* _Problem to work on_
In the lines below, find how many contain the word "woman" and report that figure alone.

* _Data provided_
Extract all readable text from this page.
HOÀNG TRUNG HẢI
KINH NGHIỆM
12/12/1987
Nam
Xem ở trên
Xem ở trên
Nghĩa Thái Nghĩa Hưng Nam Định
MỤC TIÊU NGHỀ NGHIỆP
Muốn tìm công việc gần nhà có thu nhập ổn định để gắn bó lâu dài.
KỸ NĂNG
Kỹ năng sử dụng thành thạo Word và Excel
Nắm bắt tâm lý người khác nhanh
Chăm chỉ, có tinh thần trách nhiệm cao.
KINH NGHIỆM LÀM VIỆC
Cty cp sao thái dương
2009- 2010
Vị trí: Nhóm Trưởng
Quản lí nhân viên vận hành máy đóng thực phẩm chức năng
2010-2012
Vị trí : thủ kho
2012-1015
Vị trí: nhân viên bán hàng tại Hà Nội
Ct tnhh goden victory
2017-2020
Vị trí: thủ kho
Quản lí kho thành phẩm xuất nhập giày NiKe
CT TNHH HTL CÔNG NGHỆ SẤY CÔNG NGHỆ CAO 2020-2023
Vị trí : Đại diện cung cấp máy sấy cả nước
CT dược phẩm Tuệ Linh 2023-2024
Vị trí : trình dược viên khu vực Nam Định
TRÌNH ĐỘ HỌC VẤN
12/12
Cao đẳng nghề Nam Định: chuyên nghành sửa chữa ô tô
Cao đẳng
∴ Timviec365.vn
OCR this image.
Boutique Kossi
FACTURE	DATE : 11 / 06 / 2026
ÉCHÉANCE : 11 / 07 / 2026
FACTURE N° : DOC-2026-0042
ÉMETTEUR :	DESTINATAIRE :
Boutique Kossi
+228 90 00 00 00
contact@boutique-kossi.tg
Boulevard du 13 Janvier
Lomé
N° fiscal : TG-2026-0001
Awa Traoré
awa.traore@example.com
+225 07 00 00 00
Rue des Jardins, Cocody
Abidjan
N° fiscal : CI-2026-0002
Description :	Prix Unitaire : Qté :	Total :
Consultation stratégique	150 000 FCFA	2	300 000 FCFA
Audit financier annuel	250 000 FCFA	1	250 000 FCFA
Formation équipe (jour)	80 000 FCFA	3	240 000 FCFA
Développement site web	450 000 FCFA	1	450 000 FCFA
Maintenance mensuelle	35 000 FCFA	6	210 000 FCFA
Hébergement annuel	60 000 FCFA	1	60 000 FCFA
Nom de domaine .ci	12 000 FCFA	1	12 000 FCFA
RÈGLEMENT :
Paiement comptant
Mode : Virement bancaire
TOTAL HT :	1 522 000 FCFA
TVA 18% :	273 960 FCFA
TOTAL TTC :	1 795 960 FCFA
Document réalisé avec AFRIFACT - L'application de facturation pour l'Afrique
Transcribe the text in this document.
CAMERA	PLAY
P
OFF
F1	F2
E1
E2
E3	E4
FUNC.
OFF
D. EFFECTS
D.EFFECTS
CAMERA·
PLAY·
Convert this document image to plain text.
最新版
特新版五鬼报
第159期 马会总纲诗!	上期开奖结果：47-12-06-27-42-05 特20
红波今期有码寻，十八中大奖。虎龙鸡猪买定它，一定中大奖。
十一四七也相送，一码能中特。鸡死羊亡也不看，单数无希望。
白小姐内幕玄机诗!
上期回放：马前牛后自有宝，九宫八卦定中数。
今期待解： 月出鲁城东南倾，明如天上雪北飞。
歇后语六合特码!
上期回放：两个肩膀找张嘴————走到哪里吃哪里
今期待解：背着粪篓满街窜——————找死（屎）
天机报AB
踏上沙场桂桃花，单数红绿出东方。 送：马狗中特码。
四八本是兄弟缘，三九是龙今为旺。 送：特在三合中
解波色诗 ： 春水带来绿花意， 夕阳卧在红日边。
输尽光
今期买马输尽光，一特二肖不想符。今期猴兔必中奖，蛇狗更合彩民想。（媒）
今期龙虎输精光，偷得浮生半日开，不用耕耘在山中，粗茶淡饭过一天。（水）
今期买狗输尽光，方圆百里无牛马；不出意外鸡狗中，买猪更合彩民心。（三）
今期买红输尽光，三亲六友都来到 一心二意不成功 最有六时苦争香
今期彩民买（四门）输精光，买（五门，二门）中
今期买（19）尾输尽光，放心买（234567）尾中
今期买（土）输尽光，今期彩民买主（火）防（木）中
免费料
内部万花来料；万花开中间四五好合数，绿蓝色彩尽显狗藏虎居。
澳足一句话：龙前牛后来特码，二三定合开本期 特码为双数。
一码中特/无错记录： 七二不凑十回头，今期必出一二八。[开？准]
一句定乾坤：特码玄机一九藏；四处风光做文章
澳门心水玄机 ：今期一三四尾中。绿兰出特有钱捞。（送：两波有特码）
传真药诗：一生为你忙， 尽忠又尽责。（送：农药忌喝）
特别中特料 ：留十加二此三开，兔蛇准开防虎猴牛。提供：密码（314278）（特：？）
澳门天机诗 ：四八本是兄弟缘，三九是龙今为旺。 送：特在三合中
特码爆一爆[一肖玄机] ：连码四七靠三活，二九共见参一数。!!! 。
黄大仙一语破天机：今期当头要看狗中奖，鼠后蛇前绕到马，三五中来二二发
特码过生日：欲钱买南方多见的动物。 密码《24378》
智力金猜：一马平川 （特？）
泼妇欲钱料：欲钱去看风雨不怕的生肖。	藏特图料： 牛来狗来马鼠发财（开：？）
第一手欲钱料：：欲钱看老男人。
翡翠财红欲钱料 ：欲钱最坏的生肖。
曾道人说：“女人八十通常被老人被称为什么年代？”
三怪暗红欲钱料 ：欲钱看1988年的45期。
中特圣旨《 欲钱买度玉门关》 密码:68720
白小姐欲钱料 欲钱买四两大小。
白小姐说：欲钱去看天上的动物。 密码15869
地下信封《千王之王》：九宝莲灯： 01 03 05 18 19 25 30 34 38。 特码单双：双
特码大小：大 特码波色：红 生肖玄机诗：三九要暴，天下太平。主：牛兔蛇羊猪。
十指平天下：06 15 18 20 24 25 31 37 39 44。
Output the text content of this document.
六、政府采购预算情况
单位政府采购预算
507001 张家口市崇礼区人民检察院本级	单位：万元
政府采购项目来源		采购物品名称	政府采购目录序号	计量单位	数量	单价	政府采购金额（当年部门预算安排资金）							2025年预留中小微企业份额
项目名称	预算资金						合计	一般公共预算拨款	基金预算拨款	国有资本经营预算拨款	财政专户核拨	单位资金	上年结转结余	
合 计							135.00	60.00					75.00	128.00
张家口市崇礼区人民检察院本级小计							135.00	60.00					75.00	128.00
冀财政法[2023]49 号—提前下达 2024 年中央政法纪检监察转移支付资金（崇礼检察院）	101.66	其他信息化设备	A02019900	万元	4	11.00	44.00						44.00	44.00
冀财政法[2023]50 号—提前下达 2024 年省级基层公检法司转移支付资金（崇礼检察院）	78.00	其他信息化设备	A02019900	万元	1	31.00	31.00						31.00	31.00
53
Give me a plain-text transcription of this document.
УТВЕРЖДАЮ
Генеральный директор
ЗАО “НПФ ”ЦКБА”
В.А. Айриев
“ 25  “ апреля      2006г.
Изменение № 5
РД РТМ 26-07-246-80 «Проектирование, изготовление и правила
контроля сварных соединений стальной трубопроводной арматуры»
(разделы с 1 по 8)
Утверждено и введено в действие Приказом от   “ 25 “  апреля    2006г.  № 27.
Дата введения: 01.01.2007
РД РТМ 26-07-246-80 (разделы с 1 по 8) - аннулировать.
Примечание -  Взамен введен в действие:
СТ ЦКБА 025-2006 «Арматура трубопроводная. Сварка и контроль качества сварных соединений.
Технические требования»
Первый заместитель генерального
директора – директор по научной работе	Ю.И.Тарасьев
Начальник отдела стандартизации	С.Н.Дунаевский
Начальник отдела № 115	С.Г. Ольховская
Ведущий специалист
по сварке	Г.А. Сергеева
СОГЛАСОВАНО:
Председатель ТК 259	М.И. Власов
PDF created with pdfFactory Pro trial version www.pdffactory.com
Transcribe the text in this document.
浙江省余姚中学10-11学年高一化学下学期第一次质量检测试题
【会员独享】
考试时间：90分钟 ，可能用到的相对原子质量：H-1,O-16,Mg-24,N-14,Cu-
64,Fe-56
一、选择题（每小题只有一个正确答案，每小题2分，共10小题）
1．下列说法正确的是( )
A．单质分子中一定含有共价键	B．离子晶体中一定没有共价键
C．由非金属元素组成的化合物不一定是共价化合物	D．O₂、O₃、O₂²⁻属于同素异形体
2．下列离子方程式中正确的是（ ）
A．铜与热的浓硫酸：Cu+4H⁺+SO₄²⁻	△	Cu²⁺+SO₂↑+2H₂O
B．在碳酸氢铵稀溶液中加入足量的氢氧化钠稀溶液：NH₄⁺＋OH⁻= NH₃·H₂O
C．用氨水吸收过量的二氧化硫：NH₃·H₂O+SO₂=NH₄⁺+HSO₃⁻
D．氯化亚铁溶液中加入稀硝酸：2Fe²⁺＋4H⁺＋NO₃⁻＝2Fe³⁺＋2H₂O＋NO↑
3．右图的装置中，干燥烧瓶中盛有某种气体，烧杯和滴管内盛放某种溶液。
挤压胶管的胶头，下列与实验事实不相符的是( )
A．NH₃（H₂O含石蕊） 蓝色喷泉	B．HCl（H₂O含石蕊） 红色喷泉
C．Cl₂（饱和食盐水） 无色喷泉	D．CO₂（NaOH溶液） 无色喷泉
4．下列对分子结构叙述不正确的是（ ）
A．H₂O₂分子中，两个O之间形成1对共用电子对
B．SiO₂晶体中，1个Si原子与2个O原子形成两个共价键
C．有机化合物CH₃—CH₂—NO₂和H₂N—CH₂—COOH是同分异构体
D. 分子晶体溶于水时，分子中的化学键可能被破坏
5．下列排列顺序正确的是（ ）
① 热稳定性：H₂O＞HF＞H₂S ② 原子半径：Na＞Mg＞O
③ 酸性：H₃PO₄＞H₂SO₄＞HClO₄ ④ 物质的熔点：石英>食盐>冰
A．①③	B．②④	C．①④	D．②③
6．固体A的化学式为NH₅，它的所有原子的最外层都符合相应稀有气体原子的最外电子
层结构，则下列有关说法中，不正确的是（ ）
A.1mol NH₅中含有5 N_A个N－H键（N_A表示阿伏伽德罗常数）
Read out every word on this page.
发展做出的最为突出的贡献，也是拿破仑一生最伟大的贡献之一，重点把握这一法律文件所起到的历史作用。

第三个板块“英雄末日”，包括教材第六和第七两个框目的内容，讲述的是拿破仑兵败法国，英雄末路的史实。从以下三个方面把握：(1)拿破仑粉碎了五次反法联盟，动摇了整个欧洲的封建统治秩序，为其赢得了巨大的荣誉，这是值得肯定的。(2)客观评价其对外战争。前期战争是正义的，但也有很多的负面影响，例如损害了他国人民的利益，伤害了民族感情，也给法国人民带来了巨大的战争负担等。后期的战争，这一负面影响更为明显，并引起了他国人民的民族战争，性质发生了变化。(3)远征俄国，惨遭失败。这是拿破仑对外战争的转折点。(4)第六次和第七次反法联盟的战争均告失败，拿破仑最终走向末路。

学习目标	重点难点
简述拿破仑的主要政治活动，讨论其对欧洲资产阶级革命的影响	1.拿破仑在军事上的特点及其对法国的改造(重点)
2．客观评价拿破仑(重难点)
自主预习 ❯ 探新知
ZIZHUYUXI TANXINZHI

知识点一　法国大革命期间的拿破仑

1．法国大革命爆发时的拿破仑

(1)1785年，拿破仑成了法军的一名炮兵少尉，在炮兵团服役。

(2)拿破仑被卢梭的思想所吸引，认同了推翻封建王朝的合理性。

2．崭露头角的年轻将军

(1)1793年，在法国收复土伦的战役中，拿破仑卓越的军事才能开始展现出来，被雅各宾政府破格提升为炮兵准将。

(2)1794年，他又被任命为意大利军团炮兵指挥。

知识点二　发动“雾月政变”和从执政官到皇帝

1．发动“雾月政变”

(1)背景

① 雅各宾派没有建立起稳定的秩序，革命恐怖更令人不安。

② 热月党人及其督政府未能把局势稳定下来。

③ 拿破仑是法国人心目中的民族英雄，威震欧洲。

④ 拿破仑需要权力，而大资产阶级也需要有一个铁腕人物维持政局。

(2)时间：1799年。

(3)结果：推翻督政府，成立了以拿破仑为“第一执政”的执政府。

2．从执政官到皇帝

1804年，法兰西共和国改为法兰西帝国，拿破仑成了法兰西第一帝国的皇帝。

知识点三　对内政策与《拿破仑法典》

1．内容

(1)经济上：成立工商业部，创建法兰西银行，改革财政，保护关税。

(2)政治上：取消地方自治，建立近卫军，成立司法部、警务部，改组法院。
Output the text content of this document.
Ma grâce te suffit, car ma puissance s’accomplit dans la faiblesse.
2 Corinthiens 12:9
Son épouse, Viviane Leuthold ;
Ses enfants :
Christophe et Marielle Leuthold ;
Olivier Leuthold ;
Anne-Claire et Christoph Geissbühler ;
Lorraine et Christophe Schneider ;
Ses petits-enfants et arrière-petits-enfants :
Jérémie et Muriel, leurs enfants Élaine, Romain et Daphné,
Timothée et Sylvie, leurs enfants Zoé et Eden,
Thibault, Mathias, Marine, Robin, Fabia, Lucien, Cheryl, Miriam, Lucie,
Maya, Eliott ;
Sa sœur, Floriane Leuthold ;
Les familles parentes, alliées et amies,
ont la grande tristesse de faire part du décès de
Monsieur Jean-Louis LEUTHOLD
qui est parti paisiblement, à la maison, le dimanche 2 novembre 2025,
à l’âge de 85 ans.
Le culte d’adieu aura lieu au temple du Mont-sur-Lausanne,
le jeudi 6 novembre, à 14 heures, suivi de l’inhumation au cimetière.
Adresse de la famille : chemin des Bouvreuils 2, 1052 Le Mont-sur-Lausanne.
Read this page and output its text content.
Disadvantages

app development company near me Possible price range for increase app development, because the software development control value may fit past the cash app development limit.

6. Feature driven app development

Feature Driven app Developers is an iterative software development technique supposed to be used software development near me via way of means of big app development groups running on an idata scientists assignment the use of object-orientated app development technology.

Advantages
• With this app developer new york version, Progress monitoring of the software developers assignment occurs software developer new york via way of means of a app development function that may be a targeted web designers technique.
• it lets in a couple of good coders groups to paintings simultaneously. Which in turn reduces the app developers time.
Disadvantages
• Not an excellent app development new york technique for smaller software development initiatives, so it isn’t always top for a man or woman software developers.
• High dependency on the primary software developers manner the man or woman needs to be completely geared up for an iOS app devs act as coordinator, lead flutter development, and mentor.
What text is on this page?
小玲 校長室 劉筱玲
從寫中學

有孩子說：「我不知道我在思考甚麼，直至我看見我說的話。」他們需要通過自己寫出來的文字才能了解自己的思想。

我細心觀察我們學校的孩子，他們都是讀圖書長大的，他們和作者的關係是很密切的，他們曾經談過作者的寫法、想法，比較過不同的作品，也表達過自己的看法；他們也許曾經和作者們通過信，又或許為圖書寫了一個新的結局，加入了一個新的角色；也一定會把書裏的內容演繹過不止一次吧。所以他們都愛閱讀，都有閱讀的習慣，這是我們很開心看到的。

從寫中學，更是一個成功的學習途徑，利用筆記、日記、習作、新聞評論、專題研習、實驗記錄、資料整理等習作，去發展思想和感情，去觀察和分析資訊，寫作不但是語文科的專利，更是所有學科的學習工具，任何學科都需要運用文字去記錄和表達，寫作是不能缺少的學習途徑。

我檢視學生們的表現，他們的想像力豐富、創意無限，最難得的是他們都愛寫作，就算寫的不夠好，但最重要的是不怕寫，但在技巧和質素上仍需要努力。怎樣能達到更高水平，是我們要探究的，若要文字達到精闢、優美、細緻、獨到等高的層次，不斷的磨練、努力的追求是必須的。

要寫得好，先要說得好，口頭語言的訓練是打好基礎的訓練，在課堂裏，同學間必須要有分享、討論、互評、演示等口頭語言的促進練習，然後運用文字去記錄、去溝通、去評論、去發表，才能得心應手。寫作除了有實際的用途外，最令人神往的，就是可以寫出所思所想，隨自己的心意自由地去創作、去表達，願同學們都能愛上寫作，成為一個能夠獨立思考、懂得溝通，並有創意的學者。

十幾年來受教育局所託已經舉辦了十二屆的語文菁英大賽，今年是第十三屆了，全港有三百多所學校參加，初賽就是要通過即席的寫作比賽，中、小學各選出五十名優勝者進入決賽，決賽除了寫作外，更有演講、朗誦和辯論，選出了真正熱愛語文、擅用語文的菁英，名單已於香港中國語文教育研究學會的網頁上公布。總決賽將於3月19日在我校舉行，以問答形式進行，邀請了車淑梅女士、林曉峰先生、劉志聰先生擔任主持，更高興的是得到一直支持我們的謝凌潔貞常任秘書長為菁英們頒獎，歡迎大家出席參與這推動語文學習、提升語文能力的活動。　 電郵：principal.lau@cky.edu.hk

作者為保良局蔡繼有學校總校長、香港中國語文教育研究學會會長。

* _Correct answer_
2